*Instruction:* Give back the entire listing verbatim.

*Supplied material:*
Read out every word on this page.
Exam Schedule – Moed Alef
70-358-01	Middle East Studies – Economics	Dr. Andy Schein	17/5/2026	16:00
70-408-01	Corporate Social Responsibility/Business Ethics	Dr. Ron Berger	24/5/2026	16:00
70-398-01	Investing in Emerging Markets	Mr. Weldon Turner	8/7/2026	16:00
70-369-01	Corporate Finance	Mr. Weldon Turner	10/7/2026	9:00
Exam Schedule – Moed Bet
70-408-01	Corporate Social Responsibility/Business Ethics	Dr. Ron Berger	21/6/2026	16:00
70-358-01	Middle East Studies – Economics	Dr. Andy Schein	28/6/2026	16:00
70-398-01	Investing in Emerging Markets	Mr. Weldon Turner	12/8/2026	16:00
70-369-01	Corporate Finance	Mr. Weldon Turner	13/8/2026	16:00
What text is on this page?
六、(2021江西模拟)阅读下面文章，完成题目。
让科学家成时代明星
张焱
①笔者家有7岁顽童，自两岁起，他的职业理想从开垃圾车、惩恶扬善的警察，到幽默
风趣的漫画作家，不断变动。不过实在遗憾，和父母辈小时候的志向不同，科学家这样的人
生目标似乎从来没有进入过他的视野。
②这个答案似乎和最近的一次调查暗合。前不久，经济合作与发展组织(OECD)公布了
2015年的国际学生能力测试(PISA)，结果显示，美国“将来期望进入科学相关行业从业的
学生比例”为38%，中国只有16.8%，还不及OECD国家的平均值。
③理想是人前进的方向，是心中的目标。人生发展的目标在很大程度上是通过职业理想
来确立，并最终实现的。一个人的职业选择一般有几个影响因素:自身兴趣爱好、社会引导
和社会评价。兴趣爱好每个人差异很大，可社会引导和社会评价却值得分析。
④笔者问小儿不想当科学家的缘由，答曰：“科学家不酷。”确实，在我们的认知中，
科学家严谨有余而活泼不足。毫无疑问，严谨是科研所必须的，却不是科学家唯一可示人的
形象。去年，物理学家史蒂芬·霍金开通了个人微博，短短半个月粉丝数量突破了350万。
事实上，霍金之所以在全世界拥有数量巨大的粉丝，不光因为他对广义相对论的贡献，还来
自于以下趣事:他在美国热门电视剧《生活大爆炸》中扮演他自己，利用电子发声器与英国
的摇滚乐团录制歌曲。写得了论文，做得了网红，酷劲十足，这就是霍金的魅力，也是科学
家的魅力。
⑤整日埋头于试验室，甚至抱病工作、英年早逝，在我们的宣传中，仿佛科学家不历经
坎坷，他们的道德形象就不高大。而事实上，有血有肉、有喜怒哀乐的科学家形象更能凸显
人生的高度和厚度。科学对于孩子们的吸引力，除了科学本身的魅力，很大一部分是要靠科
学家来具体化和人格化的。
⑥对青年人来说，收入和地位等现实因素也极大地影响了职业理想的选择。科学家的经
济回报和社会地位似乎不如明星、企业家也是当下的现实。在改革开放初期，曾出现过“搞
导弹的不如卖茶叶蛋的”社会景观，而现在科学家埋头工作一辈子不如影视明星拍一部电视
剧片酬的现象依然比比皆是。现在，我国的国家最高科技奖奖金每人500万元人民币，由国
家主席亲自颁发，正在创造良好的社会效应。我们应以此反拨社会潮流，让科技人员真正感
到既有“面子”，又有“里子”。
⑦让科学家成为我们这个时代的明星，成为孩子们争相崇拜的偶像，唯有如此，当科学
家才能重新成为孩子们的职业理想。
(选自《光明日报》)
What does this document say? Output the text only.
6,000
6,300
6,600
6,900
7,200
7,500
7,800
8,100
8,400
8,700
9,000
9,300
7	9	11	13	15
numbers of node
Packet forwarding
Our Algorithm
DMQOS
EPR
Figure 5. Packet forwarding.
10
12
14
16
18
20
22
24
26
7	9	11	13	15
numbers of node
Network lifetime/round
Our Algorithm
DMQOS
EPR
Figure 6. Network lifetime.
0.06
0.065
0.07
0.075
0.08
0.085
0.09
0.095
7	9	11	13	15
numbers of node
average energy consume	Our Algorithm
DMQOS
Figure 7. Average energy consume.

*Solution to the problem:*
Read out every word on this page.
Exam Schedule – Moed Alef
70-358-01	Middle East Studies – Economics	Dr. Andy Schein	17/5/2026	16:00
70-408-01	Corporate Social Responsibility/Business Ethics	Dr. Ron Berger	24/5/2026	16:00
70-398-01	Investing in Emerging Markets	Mr. Weldon Turner	8/7/2026	16:00
70-369-01	Corporate Finance	Mr. Weldon Turner	10/7/2026	9:00
Exam Schedule – Moed Bet
70-408-01	Corporate Social Responsibility/Business Ethics	Dr. Ron Berger	21/6/2026	16:00
70-358-01	Middle East Studies – Economics	Dr. Andy Schein	28/6/2026	16:00
70-398-01	Investing in Emerging Markets	Mr. Weldon Turner	12/8/2026	16:00
70-369-01	Corporate Finance	Mr. Weldon Turner	13/8/2026	16:00
What text is on this page?
六、(2021江西模拟)阅读下面文章，完成题目。
让科学家成时代明星
张焱
①笔者家有7岁顽童，自两岁起，他的职业理想从开垃圾车、惩恶扬善的警察，到幽默
风趣的漫画作家，不断变动。不过实在遗憾，和父母辈小时候的志向不同，科学家这样的人
生目标似乎从来没有进入过他的视野。
②这个答案似乎和最近的一次调查暗合。前不久，经济合作与发展组织(OECD)公布了
2015年的国际学生能力测试(PISA)，结果显示，美国“将来期望进入科学相关行业从业的
学生比例”为38%，中国只有16.8%，还不及OECD国家的平均值。
③理想是人前进的方向，是心中的目标。人生发展的目标在很大程度上是通过职业理想
来确立，并最终实现的。一个人的职业选择一般有几个影响因素:自身兴趣爱好、社会引导
和社会评价。兴趣爱好每个人差异很大，可社会引导和社会评价却值得分析。
④笔者问小儿不想当科学家的缘由，答曰：“科学家不酷。”确实，在我们的认知中，
科学家严谨有余而活泼不足。毫无疑问，严谨是科研所必须的，却不是科学家唯一可示人的
形象。去年，物理学家史蒂芬·霍金开通了个人微博，短短半个月粉丝数量突破了350万。
事实上，霍金之所以在全世界拥有数量巨大的粉丝，不光因为他对广义相对论的贡献，还来
自于以下趣事:他在美国热门电视剧《生活大爆炸》中扮演他自己，利用电子发声器与英国
的摇滚乐团录制歌曲。写得了论文，做得了网红，酷劲十足，这就是霍金的魅力，也是科学
家的魅力。
⑤整日埋头于试验室，甚至抱病工作、英年早逝，在我们的宣传中，仿佛科学家不历经
坎坷，他们的道德形象就不高大。而事实上，有血有肉、有喜怒哀乐的科学家形象更能凸显
人生的高度和厚度。科学对于孩子们的吸引力，除了科学本身的魅力，很大一部分是要靠科
学家来具体化和人格化的。
⑥对青年人来说，收入和地位等现实因素也极大地影响了职业理想的选择。科学家的经
济回报和社会地位似乎不如明星、企业家也是当下的现实。在改革开放初期，曾出现过“搞
导弹的不如卖茶叶蛋的”社会景观，而现在科学家埋头工作一辈子不如影视明星拍一部电视
剧片酬的现象依然比比皆是。现在，我国的国家最高科技奖奖金每人500万元人民币，由国
家主席亲自颁发，正在创造良好的社会效应。我们应以此反拨社会潮流，让科技人员真正感
到既有“面子”，又有“里子”。
⑦让科学家成为我们这个时代的明星，成为孩子们争相崇拜的偶像，唯有如此，当科学
家才能重新成为孩子们的职业理想。
(选自《光明日报》)
What does this document say? Output the text only.
6,000
6,300
6,600
6,900
7,200
7,500
7,800
8,100
8,400
8,700
9,000
9,300
7	9	11	13	15
numbers of node
Packet forwarding
Our Algorithm
DMQOS
EPR
Figure 5. Packet forwarding.
10
12
14
16
18
20
22
24
26
7	9	11	13	15
numbers of node
Network lifetime/round
Our Algorithm
DMQOS
EPR
Figure 6. Network lifetime.
0.06
0.065
0.07
0.075
0.08
0.085
0.09
0.095
7	9	11	13	15
numbers of node
average energy consume	Our Algorithm
DMQOS
Figure 7. Average energy consume.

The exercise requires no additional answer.